— Provided text —

━━━━━━━━

HeteroArchGen4M2S

HeteroArchGen4M2S: An automatic generator software for configuring and running heterogeneous CPU-GPU architectures on Multi2Sim simulator. This tool runs on top of M2S simulator, it allows us to configure various heterogeneous CPU-GPU architectures (e.g.,

Introduction

Heterogeneous Architecture Configurations Generator for Multi2Sim simulator (HeteroArchGen4M2S)

HeteroArchGen4M2S: An automatic generator software for configuring and running heterogeneous CPU-GPU architectures on Multi2Sim (M2S) simulator. This tool runs on top of M2S simulator, it allows us to configure the various heterogeneous CPU-GPU architectures (e.g., number of CPU cores, GPU cores, L1$, L2$, memory (size and latency (via CACTI 6.5)), network topologies (currently support 2D-Mesh, customized 2D-Mesh, and Torus networks)...). The output files include the results of network throughput and latency, caches/memory access time, and and dynamic power of the cores (can be collected after running McPAT).

HeteroArchGen4M2S is free software, which is freely to be redistributed and modified it under the terms of the GNU General Public License as published by the Free Software Foundation (For more details http://www.gnu.org/licenses).

HeteroArchGen4M2S is written to help you configure M2S easily, but non-warranty and non-mechantability.

A pdf version of this manual is also available in HeteroArchGen4M2S.pdf.

━━━━━━━━

— Recorded data —
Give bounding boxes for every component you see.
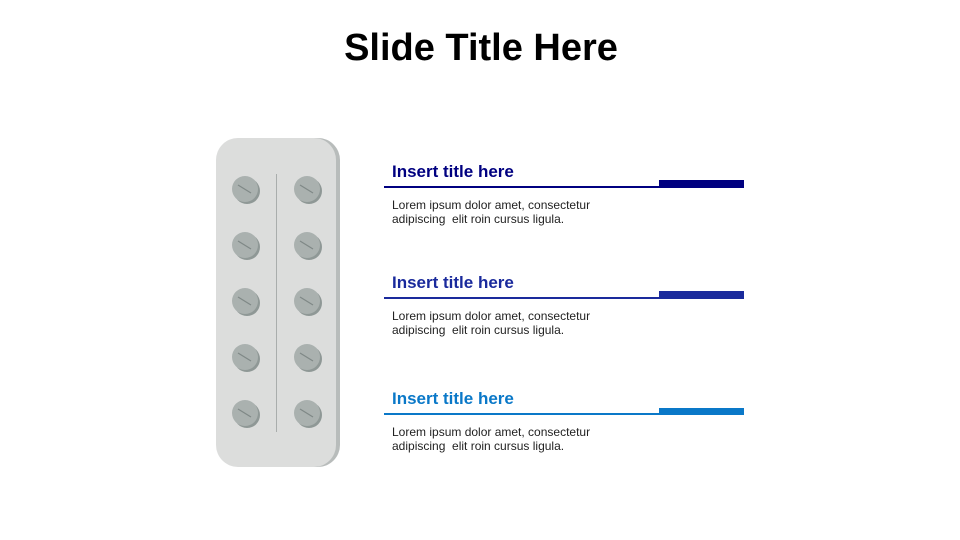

━━━━━━━━

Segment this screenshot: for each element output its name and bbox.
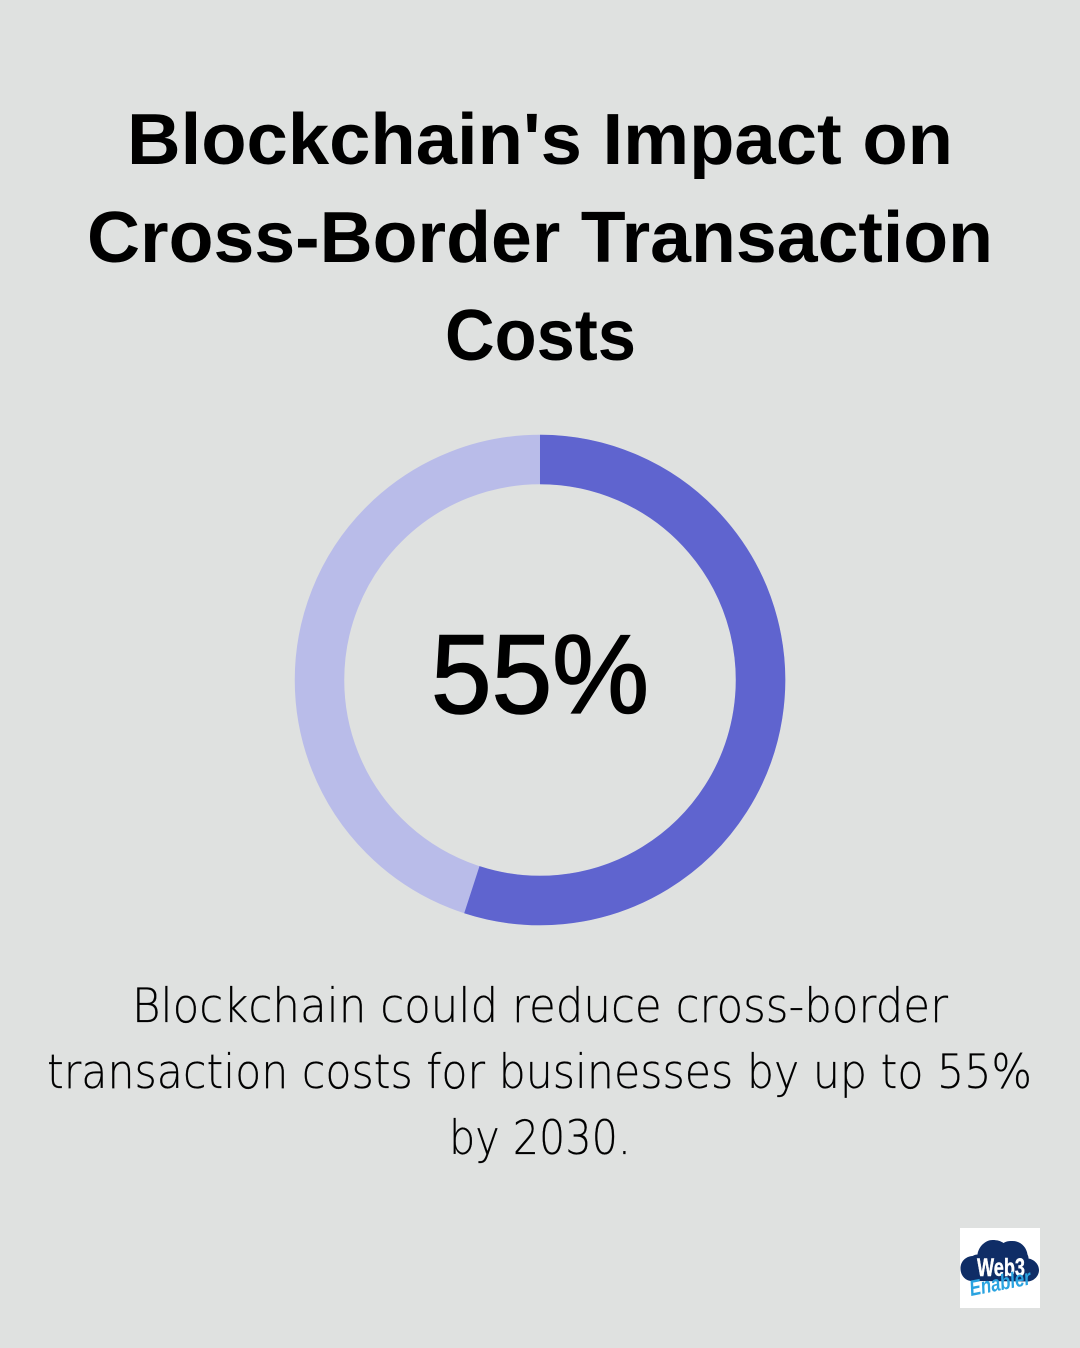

━━━━━━━━

— Work to do —
• A. Answer these questions using the HeteroArchGen4M2S text, one line per answer.
(i) Which network topologies does the tool currently support?
(ii) Under what license may the software be redistributed and modified?
(iii) In which file is the pdf version of the manual available?
• B. Continue the HeteroArchGen4M2S text from the point where it stops.

— Answers provided —
• A.
(i) 2D-Mesh, customized 2D-Mesh, and Torus networks.
(ii) The GNU General Public License as published by the Free Software Foundation.
(iii) HeteroArchGen4M2S.pdf.

• B.
Please cite my tool using this bibtex:

@article{HeteroArchGen4M2S,
Author = {Tung Thanh Le},
Journal = {https://github.com/ttungl/HeteroArchGen4M2S},
Title = {{HeteroArchGen4M2S: An automatic generator tool for configuring and running heterogeneous CPU-GPU architectures}},
Year = {2017}}

Note, paper reference will be updated soon. Enjoy it!

Setup Requirements

  1. Currently HeteroArchGen4M2S has been tested on 64-bit platforms:

    • Ubuntu 14.04 (final)
  2. Required tools to build and run with HeteroArchGen4M2S:

    • Python 2.7
  3. Download and install multi2sim from:

    • git clone https://github.com/Multi2Sim/multi2sim.git
  4. Download McPAT (current version-1.3) from:

    • https://code.google.com/archive/p/mcpat/.

    • Unzip it, compile it using make, and then go back under multi2sim directory, use mv mcpat/* . to copy all files from mcpat folder to under multi2sim directory. Now, you are ready to use McPAT, using ./mcpat -h to check it out.

  5. Download and install CACTI6.5 from:

    • http://www.hpl.hp.com/research/cacti/cacti65.tgz.

    • CACTI 6.5 is used to obtain the cache and memory latency.

  6. Required benchmarks to run:

    • Download benchmarks. Note that, type the commands under the installed multi2sim directory.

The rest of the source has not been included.